**Request:**
Determine how many lines in these records hold "JSON". Only the number is wanted.

**Working data:**
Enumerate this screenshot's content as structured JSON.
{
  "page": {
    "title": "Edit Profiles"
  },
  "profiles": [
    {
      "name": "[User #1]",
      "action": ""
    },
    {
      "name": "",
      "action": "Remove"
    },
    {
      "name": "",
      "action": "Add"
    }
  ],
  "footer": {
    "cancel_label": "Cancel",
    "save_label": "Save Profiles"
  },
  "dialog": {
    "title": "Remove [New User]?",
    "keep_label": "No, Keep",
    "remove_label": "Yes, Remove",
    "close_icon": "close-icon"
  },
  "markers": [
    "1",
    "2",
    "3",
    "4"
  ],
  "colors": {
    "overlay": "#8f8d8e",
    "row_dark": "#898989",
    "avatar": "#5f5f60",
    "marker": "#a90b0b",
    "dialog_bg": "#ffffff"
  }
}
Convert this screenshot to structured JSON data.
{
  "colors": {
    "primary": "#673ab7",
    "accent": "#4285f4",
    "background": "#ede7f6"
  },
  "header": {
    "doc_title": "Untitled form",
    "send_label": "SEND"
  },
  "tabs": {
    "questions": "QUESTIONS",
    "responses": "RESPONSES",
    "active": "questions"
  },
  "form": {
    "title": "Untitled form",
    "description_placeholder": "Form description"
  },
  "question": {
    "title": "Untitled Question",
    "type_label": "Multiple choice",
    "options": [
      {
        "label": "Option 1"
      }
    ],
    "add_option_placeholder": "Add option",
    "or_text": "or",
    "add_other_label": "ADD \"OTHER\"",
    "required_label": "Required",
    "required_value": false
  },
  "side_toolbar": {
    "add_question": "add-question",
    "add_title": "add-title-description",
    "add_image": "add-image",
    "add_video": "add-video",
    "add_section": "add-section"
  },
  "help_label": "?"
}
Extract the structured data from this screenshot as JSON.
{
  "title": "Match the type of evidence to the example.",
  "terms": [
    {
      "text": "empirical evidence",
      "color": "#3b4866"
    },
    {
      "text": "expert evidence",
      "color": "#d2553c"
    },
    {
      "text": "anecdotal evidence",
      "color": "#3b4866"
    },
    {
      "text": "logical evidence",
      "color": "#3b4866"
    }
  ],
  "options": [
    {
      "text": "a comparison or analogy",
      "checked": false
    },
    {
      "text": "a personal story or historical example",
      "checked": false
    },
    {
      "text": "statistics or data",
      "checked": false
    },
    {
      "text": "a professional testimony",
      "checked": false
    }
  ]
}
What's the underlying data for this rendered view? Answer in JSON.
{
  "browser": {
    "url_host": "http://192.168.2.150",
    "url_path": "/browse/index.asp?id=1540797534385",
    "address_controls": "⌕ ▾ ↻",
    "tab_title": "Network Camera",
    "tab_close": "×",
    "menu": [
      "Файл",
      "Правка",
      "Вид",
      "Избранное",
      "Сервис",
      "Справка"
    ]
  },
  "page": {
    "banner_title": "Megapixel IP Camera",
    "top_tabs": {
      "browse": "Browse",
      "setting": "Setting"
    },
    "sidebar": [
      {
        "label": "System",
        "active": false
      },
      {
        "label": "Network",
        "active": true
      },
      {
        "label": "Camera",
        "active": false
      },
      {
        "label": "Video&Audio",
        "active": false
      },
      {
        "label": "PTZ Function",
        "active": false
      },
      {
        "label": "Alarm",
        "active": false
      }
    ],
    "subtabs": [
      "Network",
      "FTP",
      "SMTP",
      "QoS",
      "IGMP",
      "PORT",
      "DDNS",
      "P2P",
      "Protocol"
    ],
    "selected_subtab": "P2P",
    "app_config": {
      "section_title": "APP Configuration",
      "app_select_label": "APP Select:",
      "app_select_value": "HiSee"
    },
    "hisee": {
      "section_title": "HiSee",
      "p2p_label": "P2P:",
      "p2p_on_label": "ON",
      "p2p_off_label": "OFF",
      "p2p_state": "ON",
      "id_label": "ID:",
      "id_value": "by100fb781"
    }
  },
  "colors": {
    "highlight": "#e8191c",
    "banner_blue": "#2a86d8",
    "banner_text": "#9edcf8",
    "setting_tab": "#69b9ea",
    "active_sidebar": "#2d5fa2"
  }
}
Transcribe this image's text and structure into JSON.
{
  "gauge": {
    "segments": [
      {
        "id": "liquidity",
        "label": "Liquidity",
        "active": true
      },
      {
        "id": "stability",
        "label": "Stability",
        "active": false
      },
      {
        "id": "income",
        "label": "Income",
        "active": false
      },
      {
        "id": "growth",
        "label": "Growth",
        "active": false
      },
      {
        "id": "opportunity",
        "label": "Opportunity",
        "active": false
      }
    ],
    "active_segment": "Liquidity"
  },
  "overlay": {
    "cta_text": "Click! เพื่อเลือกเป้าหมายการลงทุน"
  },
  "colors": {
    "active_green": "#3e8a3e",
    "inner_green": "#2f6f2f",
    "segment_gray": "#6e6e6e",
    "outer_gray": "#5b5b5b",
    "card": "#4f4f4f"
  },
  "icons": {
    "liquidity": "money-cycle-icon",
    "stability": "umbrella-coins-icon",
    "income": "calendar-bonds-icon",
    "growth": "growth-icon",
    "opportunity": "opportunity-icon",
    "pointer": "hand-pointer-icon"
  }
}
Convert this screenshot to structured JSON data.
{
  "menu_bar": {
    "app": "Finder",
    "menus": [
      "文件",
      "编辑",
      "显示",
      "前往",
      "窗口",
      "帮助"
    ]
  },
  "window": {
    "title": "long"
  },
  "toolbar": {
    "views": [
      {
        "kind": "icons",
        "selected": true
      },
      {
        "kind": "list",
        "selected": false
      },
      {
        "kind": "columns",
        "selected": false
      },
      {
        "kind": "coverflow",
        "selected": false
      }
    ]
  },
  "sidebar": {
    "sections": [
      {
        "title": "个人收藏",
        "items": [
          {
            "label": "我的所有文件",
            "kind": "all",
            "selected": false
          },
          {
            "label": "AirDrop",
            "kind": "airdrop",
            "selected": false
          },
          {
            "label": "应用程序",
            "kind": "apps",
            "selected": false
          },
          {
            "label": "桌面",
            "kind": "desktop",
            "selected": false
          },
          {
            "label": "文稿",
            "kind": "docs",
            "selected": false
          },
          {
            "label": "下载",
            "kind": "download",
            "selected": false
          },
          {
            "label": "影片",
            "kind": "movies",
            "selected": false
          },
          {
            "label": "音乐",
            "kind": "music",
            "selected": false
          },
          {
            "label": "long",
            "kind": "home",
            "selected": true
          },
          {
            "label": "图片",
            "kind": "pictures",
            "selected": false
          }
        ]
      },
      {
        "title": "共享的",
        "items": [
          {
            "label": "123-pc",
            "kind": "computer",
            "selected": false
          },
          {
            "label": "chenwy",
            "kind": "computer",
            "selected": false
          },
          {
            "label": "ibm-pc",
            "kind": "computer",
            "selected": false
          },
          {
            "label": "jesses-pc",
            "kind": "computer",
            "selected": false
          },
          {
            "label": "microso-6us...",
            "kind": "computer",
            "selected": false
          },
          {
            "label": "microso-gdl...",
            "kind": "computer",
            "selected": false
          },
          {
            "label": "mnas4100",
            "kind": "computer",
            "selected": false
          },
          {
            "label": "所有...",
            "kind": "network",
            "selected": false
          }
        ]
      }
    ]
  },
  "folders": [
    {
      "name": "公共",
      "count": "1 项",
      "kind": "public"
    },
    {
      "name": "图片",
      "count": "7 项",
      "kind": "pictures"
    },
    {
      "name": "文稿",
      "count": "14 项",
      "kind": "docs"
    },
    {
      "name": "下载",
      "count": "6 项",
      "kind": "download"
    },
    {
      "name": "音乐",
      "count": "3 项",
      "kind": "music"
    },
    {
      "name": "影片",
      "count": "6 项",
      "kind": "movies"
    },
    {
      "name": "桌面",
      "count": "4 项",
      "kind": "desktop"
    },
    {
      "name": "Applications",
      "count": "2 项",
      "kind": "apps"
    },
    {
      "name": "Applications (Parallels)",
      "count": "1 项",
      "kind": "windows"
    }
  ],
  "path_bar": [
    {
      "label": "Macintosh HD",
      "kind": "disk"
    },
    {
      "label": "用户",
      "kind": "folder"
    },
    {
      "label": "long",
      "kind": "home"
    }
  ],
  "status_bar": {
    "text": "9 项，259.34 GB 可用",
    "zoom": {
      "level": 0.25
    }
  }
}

**Result for this task:**
6